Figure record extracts
——

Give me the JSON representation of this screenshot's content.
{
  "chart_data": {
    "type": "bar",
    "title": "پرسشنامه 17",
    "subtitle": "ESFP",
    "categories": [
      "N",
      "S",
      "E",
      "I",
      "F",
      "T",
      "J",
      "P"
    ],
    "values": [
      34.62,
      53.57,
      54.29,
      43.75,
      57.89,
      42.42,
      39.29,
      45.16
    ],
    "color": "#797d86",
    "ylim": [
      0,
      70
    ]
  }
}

——

= EXERCISE INSTRUCTIONS =
Recopy the entries above in their entirety, exactly.

= SOLUTION TO THE PROBLEM =
Give me the JSON representation of this screenshot's content.
{
  "chart_data": {
    "type": "bar",
    "title": "پرسشنامه 17",
    "subtitle": "ESFP",
    "categories": [
      "N",
      "S",
      "E",
      "I",
      "F",
      "T",
      "J",
      "P"
    ],
    "values": [
      34.62,
      53.57,
      54.29,
      43.75,
      57.89,
      42.42,
      39.29,
      45.16
    ],
    "color": "#797d86",
    "ylim": [
      0,
      70
    ]
  }
}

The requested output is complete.